--- Start Material for this task ---

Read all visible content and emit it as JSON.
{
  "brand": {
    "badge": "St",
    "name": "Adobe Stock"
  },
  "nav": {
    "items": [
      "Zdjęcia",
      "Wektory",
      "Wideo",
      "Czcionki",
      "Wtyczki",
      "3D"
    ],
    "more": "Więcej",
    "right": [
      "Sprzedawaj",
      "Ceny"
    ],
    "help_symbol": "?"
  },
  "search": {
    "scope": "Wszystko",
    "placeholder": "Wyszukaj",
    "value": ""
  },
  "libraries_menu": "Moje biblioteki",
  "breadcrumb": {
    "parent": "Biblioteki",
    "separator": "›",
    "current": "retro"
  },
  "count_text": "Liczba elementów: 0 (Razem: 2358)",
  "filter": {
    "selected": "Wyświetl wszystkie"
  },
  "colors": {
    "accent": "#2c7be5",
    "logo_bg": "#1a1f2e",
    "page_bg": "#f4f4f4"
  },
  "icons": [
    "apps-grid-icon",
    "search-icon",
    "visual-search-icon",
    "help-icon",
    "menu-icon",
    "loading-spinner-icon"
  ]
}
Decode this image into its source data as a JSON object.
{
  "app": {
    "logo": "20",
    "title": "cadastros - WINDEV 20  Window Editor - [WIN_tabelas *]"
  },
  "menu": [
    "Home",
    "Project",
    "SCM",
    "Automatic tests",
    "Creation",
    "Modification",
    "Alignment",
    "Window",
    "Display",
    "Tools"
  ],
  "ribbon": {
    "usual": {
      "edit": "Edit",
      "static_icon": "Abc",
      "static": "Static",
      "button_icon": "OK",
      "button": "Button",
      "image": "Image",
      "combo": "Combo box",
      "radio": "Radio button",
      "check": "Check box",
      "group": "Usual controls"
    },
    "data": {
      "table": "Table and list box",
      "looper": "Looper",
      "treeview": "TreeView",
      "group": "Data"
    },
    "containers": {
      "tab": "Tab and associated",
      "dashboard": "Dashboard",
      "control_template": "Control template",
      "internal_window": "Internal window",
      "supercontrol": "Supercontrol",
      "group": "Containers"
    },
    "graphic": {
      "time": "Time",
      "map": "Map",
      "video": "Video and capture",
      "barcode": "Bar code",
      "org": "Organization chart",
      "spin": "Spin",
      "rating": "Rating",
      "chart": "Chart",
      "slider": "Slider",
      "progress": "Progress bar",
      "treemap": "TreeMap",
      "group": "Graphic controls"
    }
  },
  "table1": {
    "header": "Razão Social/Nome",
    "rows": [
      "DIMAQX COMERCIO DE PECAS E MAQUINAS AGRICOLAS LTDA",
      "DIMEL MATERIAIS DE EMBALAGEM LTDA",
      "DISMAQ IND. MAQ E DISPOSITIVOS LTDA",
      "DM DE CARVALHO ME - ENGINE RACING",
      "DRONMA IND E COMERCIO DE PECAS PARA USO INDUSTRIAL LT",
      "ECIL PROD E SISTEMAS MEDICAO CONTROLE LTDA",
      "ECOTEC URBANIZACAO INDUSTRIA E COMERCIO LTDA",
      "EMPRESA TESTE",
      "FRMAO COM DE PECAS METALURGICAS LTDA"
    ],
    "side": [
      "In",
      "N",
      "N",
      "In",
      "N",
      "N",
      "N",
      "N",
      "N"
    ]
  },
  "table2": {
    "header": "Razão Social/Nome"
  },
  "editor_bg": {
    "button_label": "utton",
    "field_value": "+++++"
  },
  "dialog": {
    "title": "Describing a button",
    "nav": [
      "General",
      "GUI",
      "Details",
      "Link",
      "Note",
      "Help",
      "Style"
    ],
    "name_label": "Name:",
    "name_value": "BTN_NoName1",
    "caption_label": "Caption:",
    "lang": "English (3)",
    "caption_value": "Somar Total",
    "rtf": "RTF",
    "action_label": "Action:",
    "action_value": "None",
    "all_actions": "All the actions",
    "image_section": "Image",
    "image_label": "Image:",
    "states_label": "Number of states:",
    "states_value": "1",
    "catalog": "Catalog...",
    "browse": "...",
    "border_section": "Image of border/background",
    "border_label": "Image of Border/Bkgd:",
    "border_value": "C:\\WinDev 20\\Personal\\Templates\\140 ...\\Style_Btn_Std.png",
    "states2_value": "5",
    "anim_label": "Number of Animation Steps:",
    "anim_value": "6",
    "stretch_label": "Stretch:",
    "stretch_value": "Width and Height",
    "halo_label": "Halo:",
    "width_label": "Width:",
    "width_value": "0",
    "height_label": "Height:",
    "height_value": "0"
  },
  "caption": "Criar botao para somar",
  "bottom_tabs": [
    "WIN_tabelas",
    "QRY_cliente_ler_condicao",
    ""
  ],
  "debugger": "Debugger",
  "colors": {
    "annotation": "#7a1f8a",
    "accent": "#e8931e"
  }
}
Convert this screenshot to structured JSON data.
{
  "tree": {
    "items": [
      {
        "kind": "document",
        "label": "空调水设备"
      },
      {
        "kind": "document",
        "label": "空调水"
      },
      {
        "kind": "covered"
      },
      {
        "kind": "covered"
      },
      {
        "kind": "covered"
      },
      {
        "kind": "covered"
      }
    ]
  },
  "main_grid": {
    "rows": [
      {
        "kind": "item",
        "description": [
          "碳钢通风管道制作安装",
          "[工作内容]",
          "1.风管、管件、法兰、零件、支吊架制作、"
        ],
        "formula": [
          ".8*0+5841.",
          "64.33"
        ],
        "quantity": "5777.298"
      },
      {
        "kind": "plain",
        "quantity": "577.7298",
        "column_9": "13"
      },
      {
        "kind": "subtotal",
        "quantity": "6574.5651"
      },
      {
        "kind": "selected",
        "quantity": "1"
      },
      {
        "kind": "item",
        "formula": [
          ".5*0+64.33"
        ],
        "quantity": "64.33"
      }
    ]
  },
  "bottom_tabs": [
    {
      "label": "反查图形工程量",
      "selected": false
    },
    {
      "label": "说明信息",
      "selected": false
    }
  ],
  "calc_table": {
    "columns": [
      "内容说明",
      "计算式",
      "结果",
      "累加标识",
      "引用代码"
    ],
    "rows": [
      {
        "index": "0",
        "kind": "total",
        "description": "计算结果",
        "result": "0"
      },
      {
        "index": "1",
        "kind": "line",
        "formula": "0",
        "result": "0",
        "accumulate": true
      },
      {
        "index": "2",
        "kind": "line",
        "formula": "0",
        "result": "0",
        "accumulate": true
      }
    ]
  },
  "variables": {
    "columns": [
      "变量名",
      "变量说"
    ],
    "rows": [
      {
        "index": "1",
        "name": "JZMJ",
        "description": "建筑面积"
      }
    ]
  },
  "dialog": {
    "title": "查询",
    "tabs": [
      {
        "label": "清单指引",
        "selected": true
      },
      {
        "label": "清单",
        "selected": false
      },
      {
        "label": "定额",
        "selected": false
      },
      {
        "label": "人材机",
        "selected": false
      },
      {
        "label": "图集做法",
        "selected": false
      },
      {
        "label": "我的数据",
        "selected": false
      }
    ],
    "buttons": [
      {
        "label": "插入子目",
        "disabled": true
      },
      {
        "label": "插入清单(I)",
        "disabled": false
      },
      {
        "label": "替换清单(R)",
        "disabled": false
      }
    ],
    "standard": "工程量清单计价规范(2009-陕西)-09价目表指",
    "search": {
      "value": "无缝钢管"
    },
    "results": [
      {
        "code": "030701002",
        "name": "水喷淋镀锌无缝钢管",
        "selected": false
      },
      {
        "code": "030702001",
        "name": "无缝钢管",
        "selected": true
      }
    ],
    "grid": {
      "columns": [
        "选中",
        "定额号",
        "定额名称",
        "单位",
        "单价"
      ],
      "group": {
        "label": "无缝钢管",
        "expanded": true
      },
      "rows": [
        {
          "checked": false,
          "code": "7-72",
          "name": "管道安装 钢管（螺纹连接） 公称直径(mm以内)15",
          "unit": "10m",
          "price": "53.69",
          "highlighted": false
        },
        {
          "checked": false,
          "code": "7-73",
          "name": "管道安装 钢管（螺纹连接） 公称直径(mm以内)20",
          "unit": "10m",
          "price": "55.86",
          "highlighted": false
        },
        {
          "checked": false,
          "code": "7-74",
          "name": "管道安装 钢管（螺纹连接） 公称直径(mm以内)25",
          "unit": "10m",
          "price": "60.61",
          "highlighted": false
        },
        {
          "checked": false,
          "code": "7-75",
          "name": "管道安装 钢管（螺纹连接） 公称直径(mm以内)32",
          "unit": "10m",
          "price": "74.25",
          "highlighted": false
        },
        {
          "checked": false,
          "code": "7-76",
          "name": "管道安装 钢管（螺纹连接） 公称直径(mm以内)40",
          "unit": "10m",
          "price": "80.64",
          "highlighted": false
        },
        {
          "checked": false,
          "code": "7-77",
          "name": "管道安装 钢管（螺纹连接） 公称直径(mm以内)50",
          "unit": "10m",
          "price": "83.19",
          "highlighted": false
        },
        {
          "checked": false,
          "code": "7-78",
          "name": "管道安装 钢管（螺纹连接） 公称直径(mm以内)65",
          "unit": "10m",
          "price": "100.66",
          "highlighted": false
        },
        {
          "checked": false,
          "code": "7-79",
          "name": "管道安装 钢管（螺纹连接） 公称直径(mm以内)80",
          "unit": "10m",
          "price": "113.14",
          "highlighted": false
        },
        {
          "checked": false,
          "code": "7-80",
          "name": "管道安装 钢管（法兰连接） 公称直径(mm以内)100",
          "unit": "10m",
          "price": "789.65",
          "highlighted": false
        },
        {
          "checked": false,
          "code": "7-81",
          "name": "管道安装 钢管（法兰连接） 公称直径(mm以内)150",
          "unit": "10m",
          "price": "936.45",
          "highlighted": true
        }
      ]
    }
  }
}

--- End Material for this task ---

(Task requirements): Reproduce each line holding the word "header".

(Right answer):
    "header": "Razão Social/Nome",
    "header": "Razão Social/Nome"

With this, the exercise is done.